* Your objective:
Transcribe the listing exactly, leaving out every picture.

── Exercise input

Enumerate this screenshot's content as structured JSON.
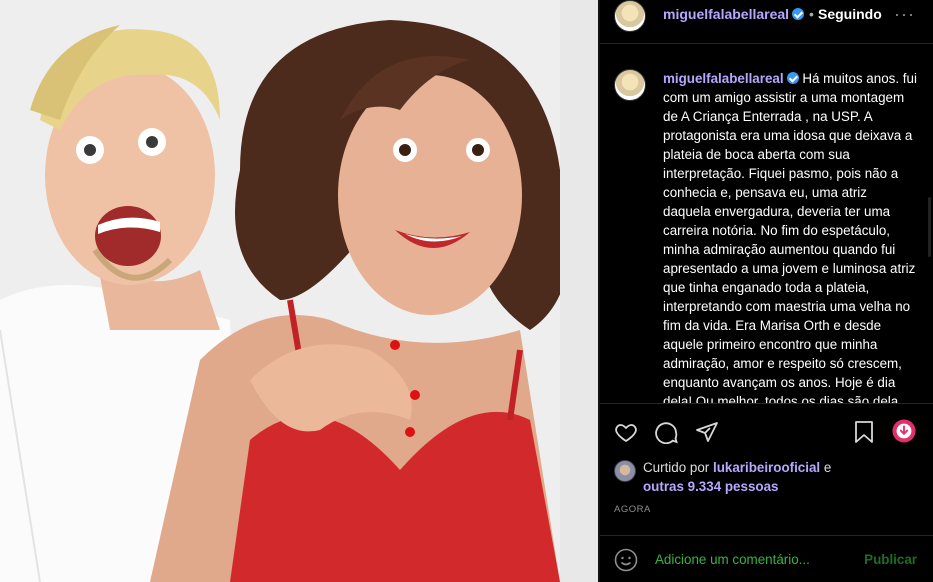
{
  "post": {
    "username": "miguelfalabellareal",
    "dot": "•",
    "following": "Seguindo",
    "more": "···"
  },
  "caption": {
    "username": "miguelfalabellareal",
    "text": "Há muitos anos. fui com um amigo assistir a uma montagem de A Criança Enterrada , na USP. A protagonista era uma idosa que deixava a plateia de boca aberta com sua interpretação. Fiquei pasmo, pois não a conhecia e, pensava eu, uma atriz daquela envergadura, deveria ter uma carreira notória. No fim do espetáculo, minha admiração aumentou quando fui apresentado a uma jovem e luminosa atriz que tinha enganado toda a plateia, interpretando com maestria uma velha no fim da vida. Era Marisa Orth e desde aquele primeiro encontro que minha admiração, amor e respeito só crescem, enquanto avançam os anos. Hoje é dia dela! Ou melhor, todos os dias são dela,"
  },
  "likes": {
    "prefix": "Curtido por",
    "user": "lukaribeirooficial",
    "and": "e",
    "others": "outras 9.334 pessoas"
  },
  "time": "AGORA",
  "comment": {
    "placeholder": "Adicione um comentário...",
    "publish": "Publicar"
  },
  "icons": [
    "heart-icon",
    "comment-icon",
    "share-icon",
    "bookmark-icon",
    "download-icon",
    "smile-icon",
    "verified-icon"
  ],
  "colors": {
    "username": "#b7a7ff",
    "verified": "#3897f0",
    "comment_placeholder": "#35b53f",
    "publish": "#1f6b25",
    "download_badge": "#e1306c"
  }
}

────

* Solution to this task:
Enumerate this screenshot's content as structured JSON.
{
  "post": {
    "username": "miguelfalabellareal",
    "dot": "•",
    "following": "Seguindo",
    "more": "···"
  },
  "caption": {
    "username": "miguelfalabellareal",
    "text": "Há muitos anos. fui com um amigo assistir a uma montagem de A Criança Enterrada , na USP. A protagonista era uma idosa que deixava a plateia de boca aberta com sua interpretação. Fiquei pasmo, pois não a conhecia e, pensava eu, uma atriz daquela envergadura, deveria ter uma carreira notória. No fim do espetáculo, minha admiração aumentou quando fui apresentado a uma jovem e luminosa atriz que tinha enganado toda a plateia, interpretando com maestria uma velha no fim da vida. Era Marisa Orth e desde aquele primeiro encontro que minha admiração, amor e respeito só crescem, enquanto avançam os anos. Hoje é dia dela! Ou melhor, todos os dias são dela,"
  },
  "likes": {
    "prefix": "Curtido por",
    "user": "lukaribeirooficial",
    "and": "e",
    "others": "outras 9.334 pessoas"
  },
  "time": "AGORA",
  "comment": {
    "placeholder": "Adicione um comentário...",
    "publish": "Publicar"
  },
  "icons": [
    "heart-icon",
    "comment-icon",
    "share-icon",
    "bookmark-icon",
    "download-icon",
    "smile-icon",
    "verified-icon"
  ],
  "colors": {
    "username": "#b7a7ff",
    "verified": "#3897f0",
    "comment_placeholder": "#35b53f",
    "publish": "#1f6b25",
    "download_badge": "#e1306c"
  }
}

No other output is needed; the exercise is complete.